══ Information shown ══

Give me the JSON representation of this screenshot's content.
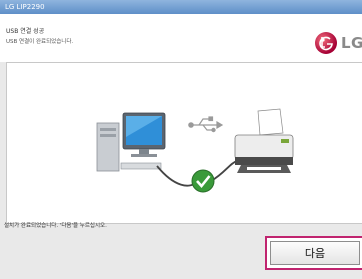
{
  "window": {
    "title": "LG LIP2290"
  },
  "header": {
    "heading": "USB 연결 성공",
    "subheading": "USB 연결이 완료되었습니다.",
    "logo_text": "LG"
  },
  "illustration": {
    "icons": [
      "computer-icon",
      "usb-icon",
      "checkmark-icon",
      "printer-icon"
    ]
  },
  "footer": {
    "status_text": "설치가 완료되었습니다. '다음'을 누르십시오.",
    "next_label": "다음"
  },
  "colors": {
    "titlebar": "#6f9ad2",
    "lg_brand": "#a50034",
    "focus_border": "#c0246f",
    "check": "#3a9a3a"
  }
}
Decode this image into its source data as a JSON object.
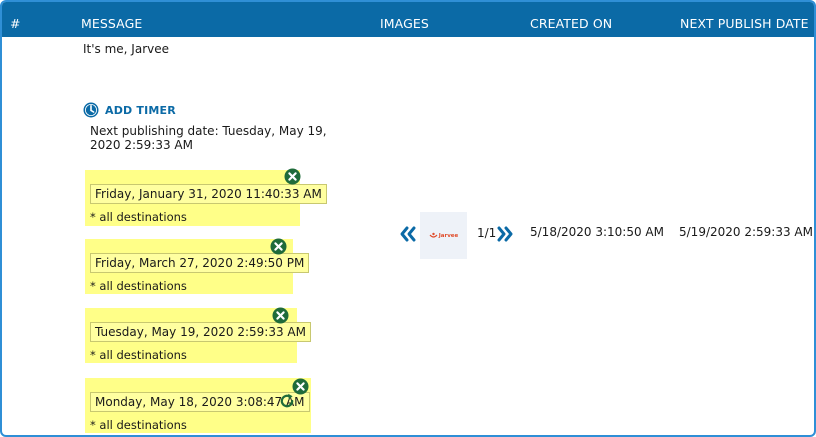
{
  "header": {
    "num": "#",
    "message": "MESSAGE",
    "images": "IMAGES",
    "created_on": "CREATED ON",
    "next_publish_date": "NEXT PUBLISH DATE"
  },
  "row": {
    "message": "It's me, Jarvee",
    "add_timer_label": "ADD TIMER",
    "next_publishing_label": "Next publishing date:  Tuesday, May 19, 2020 2:59:33 AM",
    "timers": [
      {
        "date": "Friday, January 31, 2020 11:40:33 AM",
        "destinations": "* all destinations"
      },
      {
        "date": "Friday, March 27, 2020 2:49:50 PM",
        "destinations": "* all destinations"
      },
      {
        "date": "Tuesday, May 19, 2020 2:59:33 AM",
        "destinations": "* all destinations"
      },
      {
        "date": "Monday, May 18, 2020 3:08:47 AM",
        "destinations": "* all destinations"
      }
    ],
    "image_counter": "1/1",
    "image_logo_text": "Jarvee",
    "created_on": "5/18/2020 3:10:50 AM",
    "next_publish_date": "5/19/2020 2:59:33 AM"
  },
  "icons": {
    "add_timer": "clock-icon",
    "remove_timer": "close-icon",
    "repeat_timer": "refresh-icon",
    "prev_image": "double-chevron-left-icon",
    "next_image": "double-chevron-right-icon"
  },
  "colors": {
    "header_bg": "#0b6aa6",
    "accent": "#0b6aa6",
    "timer_highlight": "#ffff88",
    "icon_green": "#1f6b3a",
    "frame_border": "#2f8fd6"
  }
}
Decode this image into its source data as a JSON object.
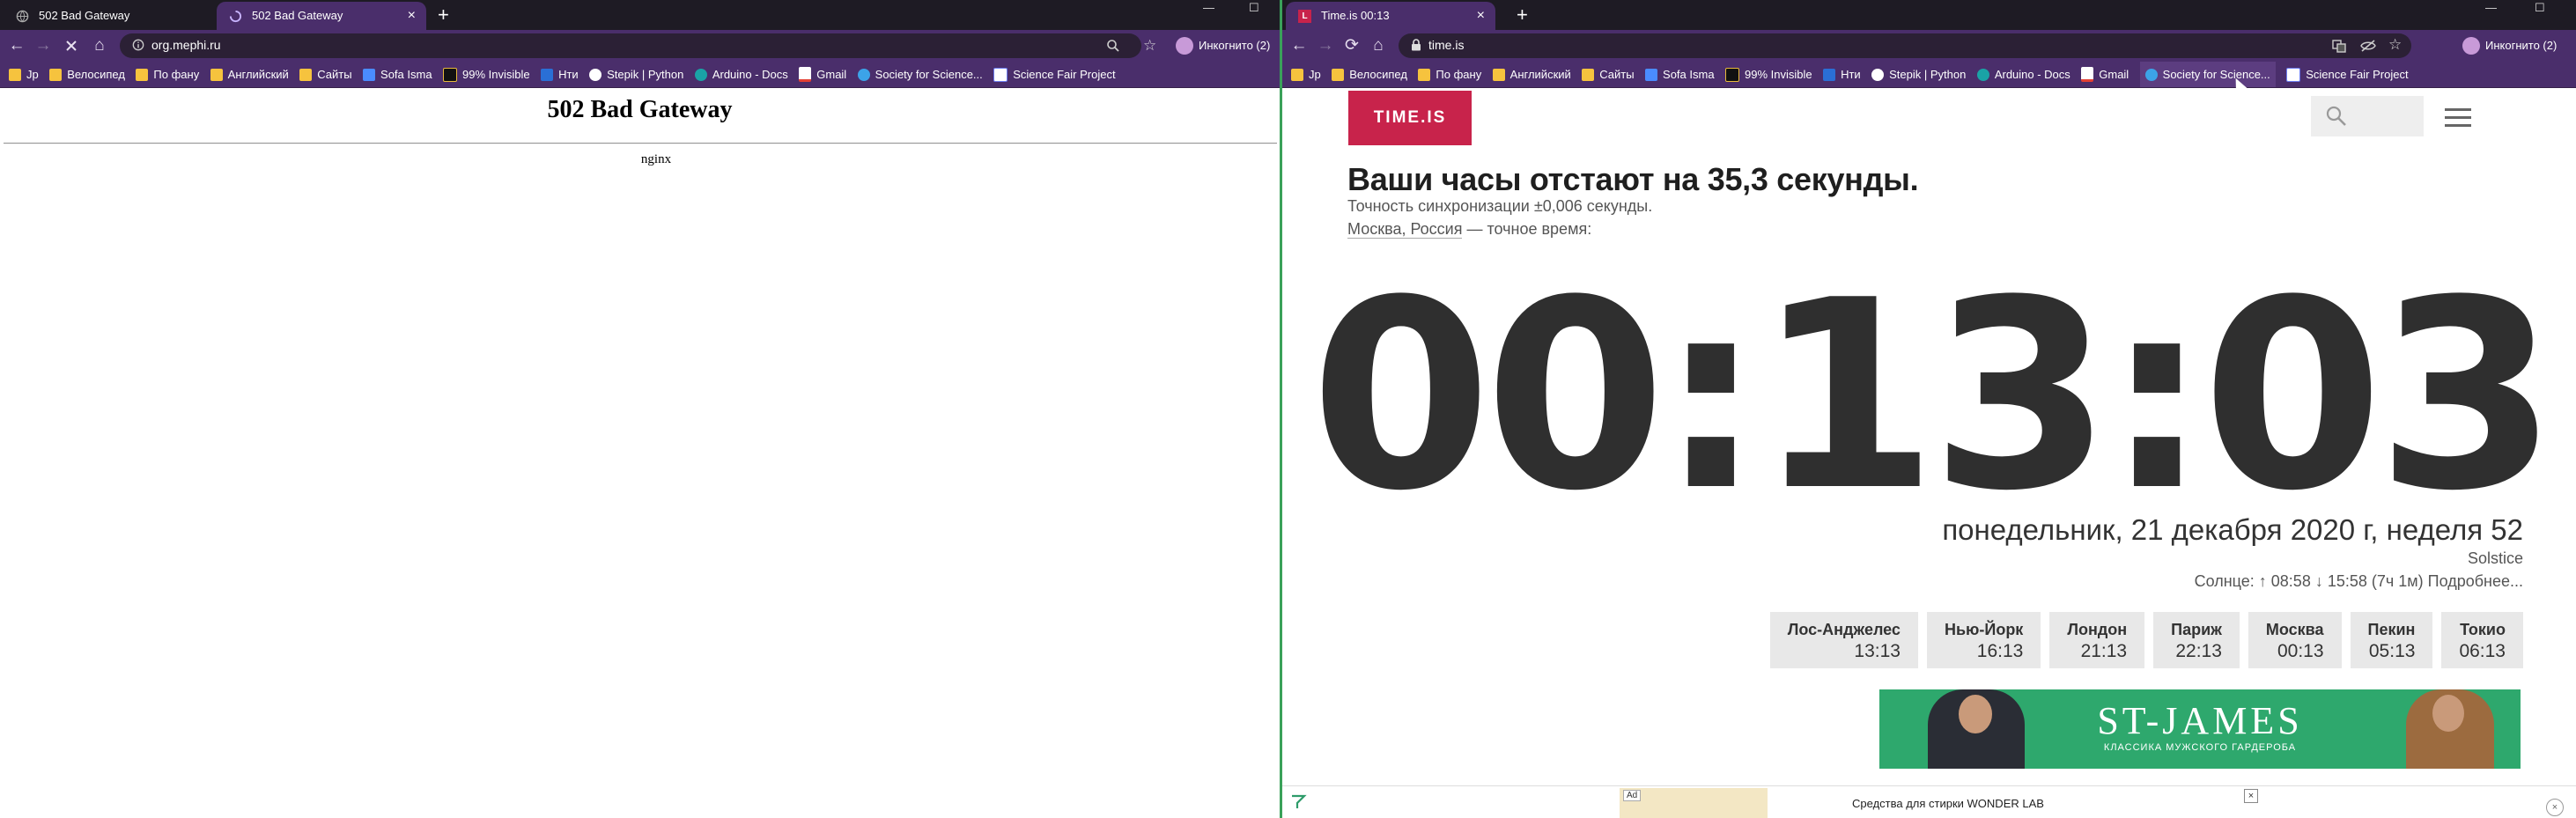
{
  "left_window": {
    "tabs": [
      {
        "title": "502 Bad Gateway"
      },
      {
        "title": "502 Bad Gateway"
      }
    ],
    "new_tab_symbol": "+",
    "url": "org.mephi.ru",
    "profile_label": "Инкогнито (2)",
    "page": {
      "title": "502 Bad Gateway",
      "server": "nginx"
    }
  },
  "right_window": {
    "tabs": [
      {
        "title": "Time.is 00:13"
      }
    ],
    "new_tab_symbol": "+",
    "url": "time.is",
    "profile_label": "Инкогнито (2)",
    "page": {
      "logo": "TIME.IS",
      "headline": "Ваши часы отстают на 35,3 секунды.",
      "sync_accuracy": "Точность синхронизации ±0,006 секунды.",
      "location_link": "Москва, Россия",
      "location_suffix": " — точное время:",
      "clock": "00:13:03",
      "date": "понедельник, 21 декабря 2020 г, неделя 52",
      "event": "Solstice",
      "sun": "Солнце: ↑ 08:58 ↓ 15:58 (7ч 1м) Подробнее...",
      "cities": [
        {
          "name": "Лос-Анджелес",
          "time": "13:13"
        },
        {
          "name": "Нью-Йорк",
          "time": "16:13"
        },
        {
          "name": "Лондон",
          "time": "21:13"
        },
        {
          "name": "Париж",
          "time": "22:13"
        },
        {
          "name": "Москва",
          "time": "00:13"
        },
        {
          "name": "Пекин",
          "time": "05:13"
        },
        {
          "name": "Токио",
          "time": "06:13"
        }
      ],
      "banner_brand": "ST-JAMES",
      "banner_sub": "КЛАССИКА МУЖСКОГО ГАРДЕРОБА",
      "ad_label": "Ad",
      "ad_text": "Средства для стирки WONDER LAB"
    }
  },
  "bookmarks": [
    {
      "label": "Jp",
      "type": "folder"
    },
    {
      "label": "Велосипед",
      "type": "folder"
    },
    {
      "label": "По фану",
      "type": "folder"
    },
    {
      "label": "Английский",
      "type": "folder"
    },
    {
      "label": "Сайты",
      "type": "folder"
    },
    {
      "label": "Sofa Isma",
      "type": "site"
    },
    {
      "label": "99% Invisible",
      "type": "site"
    },
    {
      "label": "Нти",
      "type": "site"
    },
    {
      "label": "Stepik | Python",
      "type": "site"
    },
    {
      "label": "Arduino - Docs",
      "type": "site"
    },
    {
      "label": "Gmail",
      "type": "site"
    },
    {
      "label": "Society for Science...",
      "type": "site"
    },
    {
      "label": "Science Fair Project",
      "type": "site"
    }
  ],
  "icons": {
    "back": "←",
    "forward": "→",
    "reload": "⟳",
    "home": "⌂",
    "lock": "🔒",
    "star": "☆",
    "search": "⚲",
    "close": "×",
    "minimize": "—",
    "maximize": "☐"
  },
  "colors": {
    "tab_strip": "#1e1b24",
    "toolbar_incognito": "#4a2e6b",
    "timeis_red": "#c8234b",
    "banner_green": "#2ea86d"
  }
}
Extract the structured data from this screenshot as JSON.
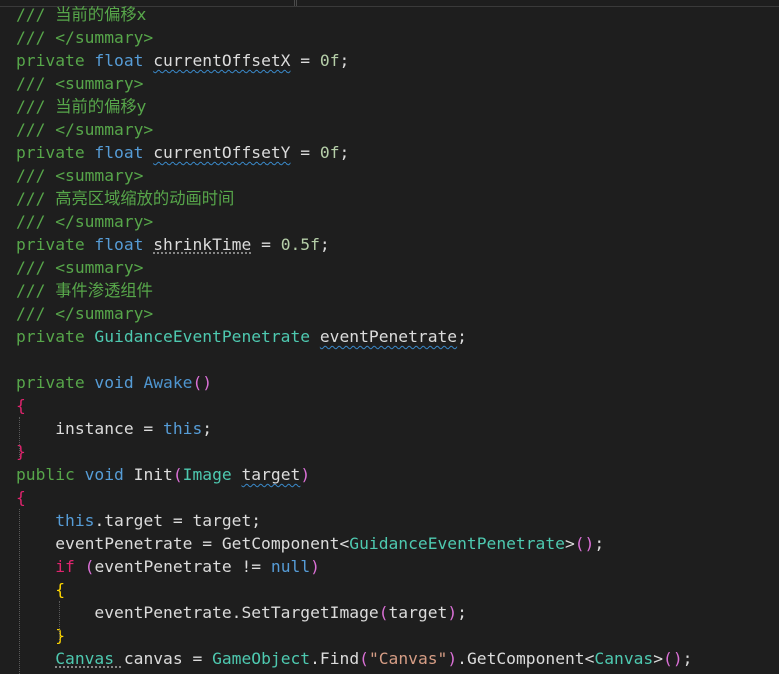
{
  "colors": {
    "background": "#1e1e1e",
    "comment": "#57a64a",
    "xml_doc": "#608b4e",
    "keyword": "#569cd6",
    "type": "#4ec9b0",
    "identifier": "#dcdcdc",
    "number": "#b5cea8",
    "string": "#d69d85",
    "method_declared": "#4e94ce",
    "paren_level1": "#da70d6",
    "paren_level2": "#ffd700",
    "brace_magenta": "#e0246e",
    "brace_yellow": "#d7ba7d"
  },
  "lines": [
    [
      {
        "t": "/// ",
        "c": "comment"
      },
      {
        "t": "当前的偏移x",
        "c": "comment",
        "f": "cjk"
      }
    ],
    [
      {
        "t": "/// </summary>",
        "c": "comment"
      }
    ],
    [
      {
        "t": "private ",
        "c": "comment"
      },
      {
        "t": "float ",
        "c": "keyword"
      },
      {
        "t": "currentOffsetX",
        "c": "identifier",
        "u": "squig"
      },
      {
        "t": " = ",
        "c": "identifier"
      },
      {
        "t": "0f",
        "c": "number"
      },
      {
        "t": ";",
        "c": "identifier"
      }
    ],
    [
      {
        "t": "/// <summary>",
        "c": "comment"
      }
    ],
    [
      {
        "t": "/// ",
        "c": "comment"
      },
      {
        "t": "当前的偏移y",
        "c": "comment",
        "f": "cjk"
      }
    ],
    [
      {
        "t": "/// </summary>",
        "c": "comment"
      }
    ],
    [
      {
        "t": "private ",
        "c": "comment"
      },
      {
        "t": "float ",
        "c": "keyword"
      },
      {
        "t": "currentOffsetY",
        "c": "identifier",
        "u": "squig"
      },
      {
        "t": " = ",
        "c": "identifier"
      },
      {
        "t": "0f",
        "c": "number"
      },
      {
        "t": ";",
        "c": "identifier"
      }
    ],
    [
      {
        "t": "/// <summary>",
        "c": "comment"
      }
    ],
    [
      {
        "t": "/// ",
        "c": "comment"
      },
      {
        "t": "高亮区域缩放的动画时间",
        "c": "comment",
        "f": "cjk"
      }
    ],
    [
      {
        "t": "/// </summary>",
        "c": "comment"
      }
    ],
    [
      {
        "t": "private ",
        "c": "comment"
      },
      {
        "t": "float ",
        "c": "keyword"
      },
      {
        "t": "shrinkTime",
        "c": "identifier",
        "u": "dotted"
      },
      {
        "t": " = ",
        "c": "identifier"
      },
      {
        "t": "0.5f",
        "c": "number"
      },
      {
        "t": ";",
        "c": "identifier"
      }
    ],
    [
      {
        "t": "/// <summary>",
        "c": "comment"
      }
    ],
    [
      {
        "t": "/// ",
        "c": "comment"
      },
      {
        "t": "事件渗透组件",
        "c": "comment",
        "f": "cjk"
      }
    ],
    [
      {
        "t": "/// </summary>",
        "c": "comment"
      }
    ],
    [
      {
        "t": "private ",
        "c": "comment"
      },
      {
        "t": "GuidanceEventPenetrate ",
        "c": "type"
      },
      {
        "t": "eventPenetrate",
        "c": "identifier",
        "u": "squig"
      },
      {
        "t": ";",
        "c": "identifier"
      }
    ],
    [],
    [
      {
        "t": "private ",
        "c": "comment"
      },
      {
        "t": "void ",
        "c": "keyword"
      },
      {
        "t": "Awake",
        "c": "method_declared"
      },
      {
        "t": "()",
        "c": "paren_level1"
      }
    ],
    [
      {
        "t": "{",
        "c": "brace_magenta"
      }
    ],
    [
      {
        "t": "    instance = ",
        "c": "identifier"
      },
      {
        "t": "this",
        "c": "keyword"
      },
      {
        "t": ";",
        "c": "identifier"
      }
    ],
    [
      {
        "t": "}",
        "c": "brace_magenta"
      }
    ],
    [
      {
        "t": "public ",
        "c": "comment"
      },
      {
        "t": "void ",
        "c": "keyword"
      },
      {
        "t": "Init",
        "c": "identifier"
      },
      {
        "t": "(",
        "c": "paren_level1"
      },
      {
        "t": "Image ",
        "c": "type"
      },
      {
        "t": "target",
        "c": "identifier",
        "u": "squig"
      },
      {
        "t": ")",
        "c": "paren_level1"
      }
    ],
    [
      {
        "t": "{",
        "c": "brace_magenta"
      }
    ],
    [
      {
        "t": "    ",
        "c": "identifier"
      },
      {
        "t": "this",
        "c": "keyword"
      },
      {
        "t": ".target = target;",
        "c": "identifier"
      }
    ],
    [
      {
        "t": "    eventPenetrate = GetComponent<",
        "c": "identifier"
      },
      {
        "t": "GuidanceEventPenetrate",
        "c": "type"
      },
      {
        "t": ">",
        "c": "identifier"
      },
      {
        "t": "()",
        "c": "paren_level1"
      },
      {
        "t": ";",
        "c": "identifier"
      }
    ],
    [
      {
        "t": "    ",
        "c": "identifier"
      },
      {
        "t": "if ",
        "c": "brace_magenta"
      },
      {
        "t": "(",
        "c": "paren_level1"
      },
      {
        "t": "eventPenetrate != ",
        "c": "identifier"
      },
      {
        "t": "null",
        "c": "keyword"
      },
      {
        "t": ")",
        "c": "paren_level1"
      }
    ],
    [
      {
        "t": "    {",
        "c": "paren_level2"
      }
    ],
    [
      {
        "t": "        eventPenetrate.SetTargetImage",
        "c": "identifier"
      },
      {
        "t": "(",
        "c": "paren_level1"
      },
      {
        "t": "target",
        "c": "identifier"
      },
      {
        "t": ")",
        "c": "paren_level1"
      },
      {
        "t": ";",
        "c": "identifier"
      }
    ],
    [
      {
        "t": "    }",
        "c": "paren_level2"
      }
    ],
    [
      {
        "t": "    ",
        "c": "identifier"
      },
      {
        "t": "Canvas ",
        "c": "type",
        "u": "dotted"
      },
      {
        "t": "canvas = ",
        "c": "identifier"
      },
      {
        "t": "GameObject",
        "c": "type"
      },
      {
        "t": ".Find",
        "c": "identifier"
      },
      {
        "t": "(",
        "c": "paren_level1"
      },
      {
        "t": "\"Canvas\"",
        "c": "string"
      },
      {
        "t": ")",
        "c": "paren_level1"
      },
      {
        "t": ".GetComponent<",
        "c": "identifier"
      },
      {
        "t": "Canvas",
        "c": "type"
      },
      {
        "t": ">",
        "c": "identifier"
      },
      {
        "t": "()",
        "c": "paren_level1"
      },
      {
        "t": ";",
        "c": "identifier"
      }
    ]
  ]
}
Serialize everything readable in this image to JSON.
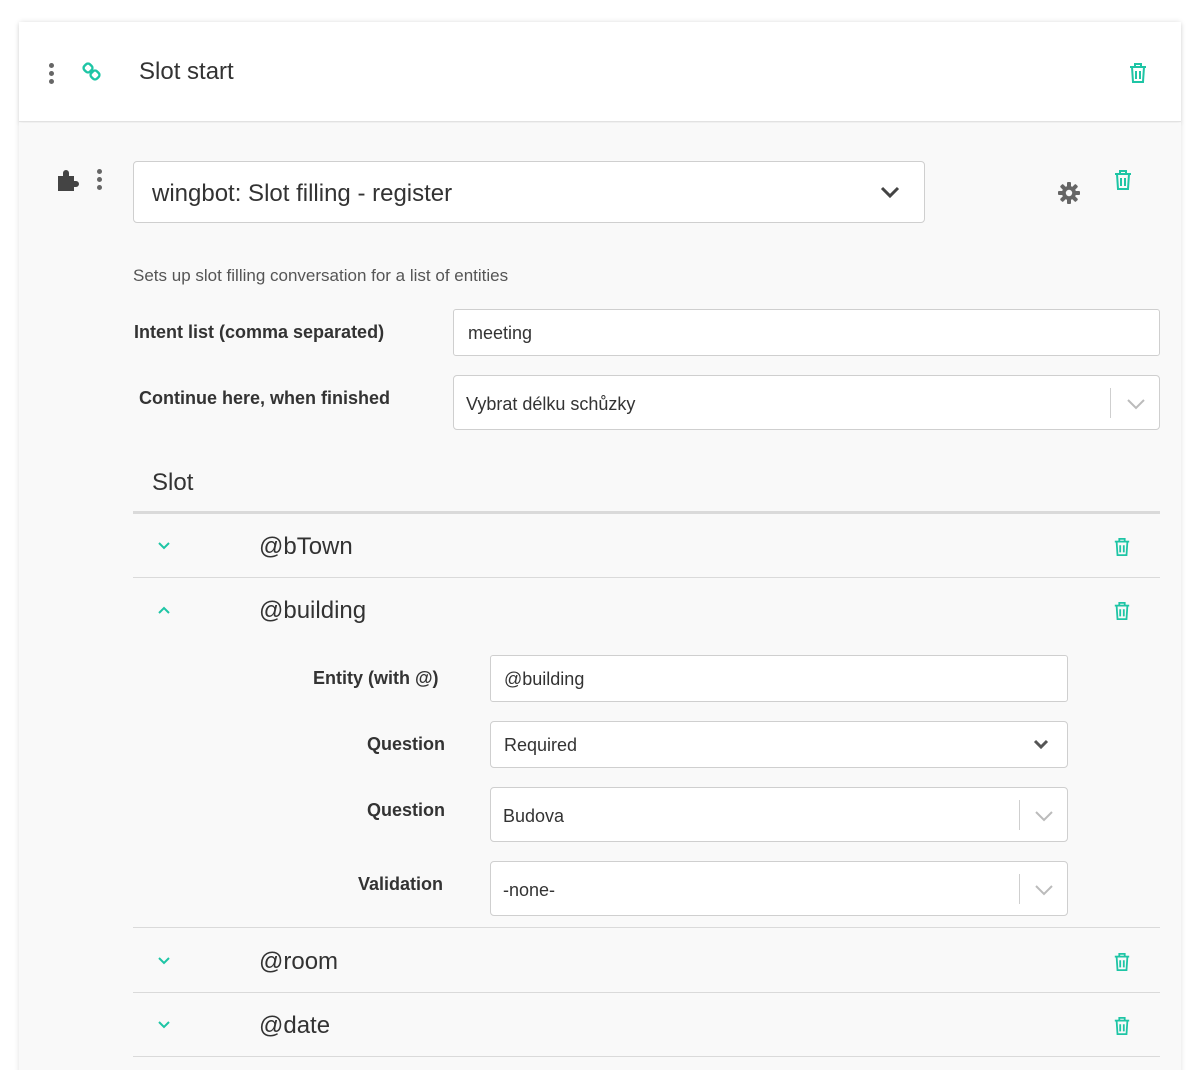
{
  "header": {
    "title": "Slot start",
    "menu_icon": "vertical-dots-icon",
    "link_icon": "link-icon",
    "delete_icon": "trash-icon"
  },
  "plugin": {
    "plugin_icon": "puzzle-icon",
    "selected": "wingbot: Slot filling - register",
    "settings_icon": "gear-icon",
    "delete_icon": "trash-icon",
    "description": "Sets up slot filling conversation for a list of entities"
  },
  "form": {
    "intent_label": "Intent list (comma separated)",
    "intent_value": "meeting",
    "continue_label": "Continue here, when finished",
    "continue_value": "Vybrat délku schůzky"
  },
  "slots": {
    "heading": "Slot",
    "items": [
      {
        "name": "@bTown",
        "expanded": false
      },
      {
        "name": "@building",
        "expanded": true
      },
      {
        "name": "@room",
        "expanded": false
      },
      {
        "name": "@date",
        "expanded": false
      }
    ],
    "detail": {
      "entity_label": "Entity (with @)",
      "entity_value": "@building",
      "question_label_1": "Question",
      "question_value_1": "Required",
      "question_label_2": "Question",
      "question_value_2": "Budova",
      "validation_label": "Validation",
      "validation_value": "-none-"
    }
  },
  "colors": {
    "accent": "#1ec5a5",
    "text": "#333333",
    "border": "#cfcfcf"
  }
}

═══

Written request: Gather each line from the entries above that includes the word "filling".

Answer to this problem:
    "selected": "wingbot: Slot filling - register",
    "description": "Sets up slot filling conversation for a list of entities"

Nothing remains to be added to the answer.